(Dataset items)
★ ★ ★

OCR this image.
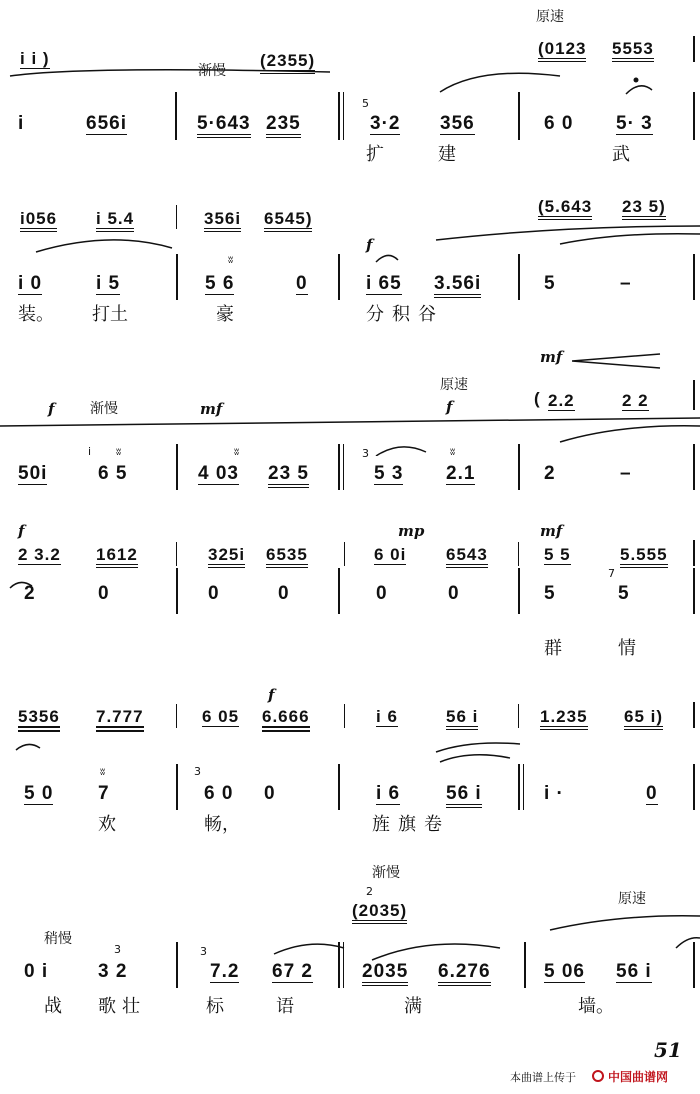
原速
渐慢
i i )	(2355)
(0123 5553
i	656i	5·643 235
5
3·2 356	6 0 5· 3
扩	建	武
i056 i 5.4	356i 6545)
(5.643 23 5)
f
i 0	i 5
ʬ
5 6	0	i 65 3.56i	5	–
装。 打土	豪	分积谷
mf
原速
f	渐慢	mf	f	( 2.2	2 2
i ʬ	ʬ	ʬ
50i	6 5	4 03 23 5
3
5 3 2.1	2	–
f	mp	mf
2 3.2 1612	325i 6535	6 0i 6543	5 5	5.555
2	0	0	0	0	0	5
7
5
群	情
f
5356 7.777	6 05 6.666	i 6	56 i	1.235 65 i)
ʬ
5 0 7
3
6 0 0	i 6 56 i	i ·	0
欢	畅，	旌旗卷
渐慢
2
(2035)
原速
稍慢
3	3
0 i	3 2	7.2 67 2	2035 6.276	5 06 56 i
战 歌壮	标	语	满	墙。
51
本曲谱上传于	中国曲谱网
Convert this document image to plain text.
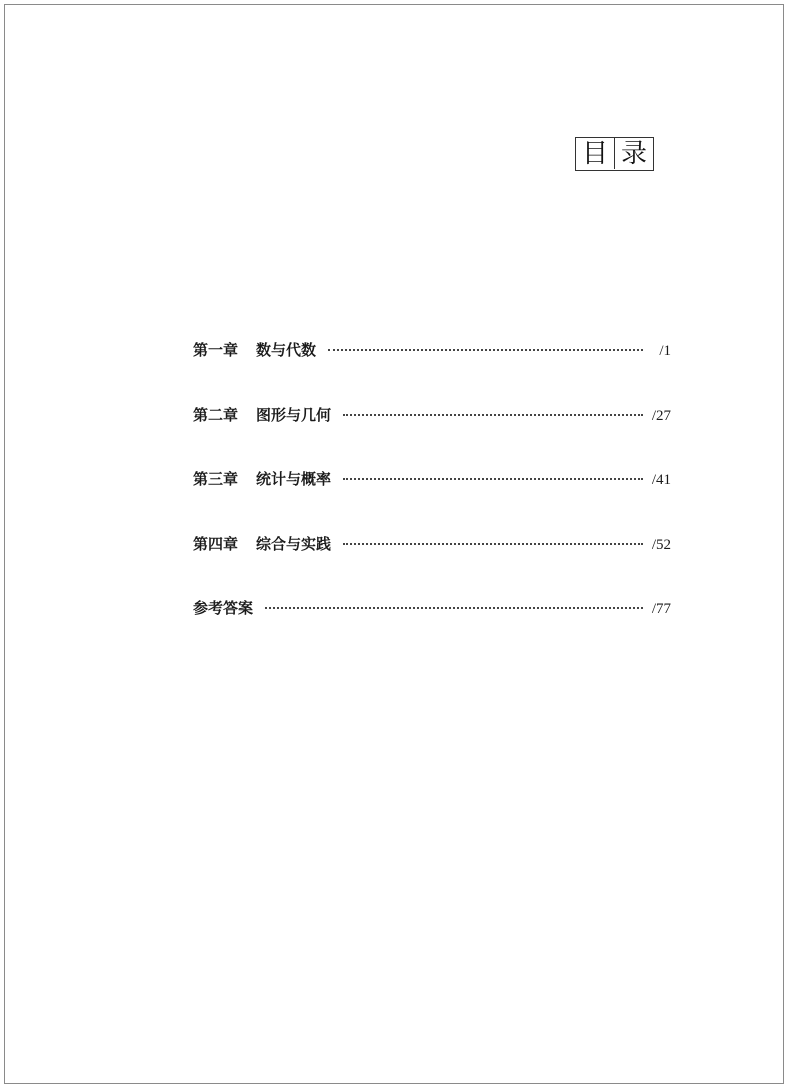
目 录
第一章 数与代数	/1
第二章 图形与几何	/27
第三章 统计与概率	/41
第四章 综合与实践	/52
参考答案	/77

★ ★ ★

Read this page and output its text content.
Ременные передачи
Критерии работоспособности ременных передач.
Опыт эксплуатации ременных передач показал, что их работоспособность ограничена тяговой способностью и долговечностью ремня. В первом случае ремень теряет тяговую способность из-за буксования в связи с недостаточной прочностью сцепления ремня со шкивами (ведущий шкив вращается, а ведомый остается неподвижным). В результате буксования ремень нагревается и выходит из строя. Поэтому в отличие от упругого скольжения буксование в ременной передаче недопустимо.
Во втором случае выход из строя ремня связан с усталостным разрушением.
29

★ ★ ★

* **PROBLEM DETAILS**:
How many of the lines above hold the word "text"? Give only that number.

* **TASK ANSWER**:
2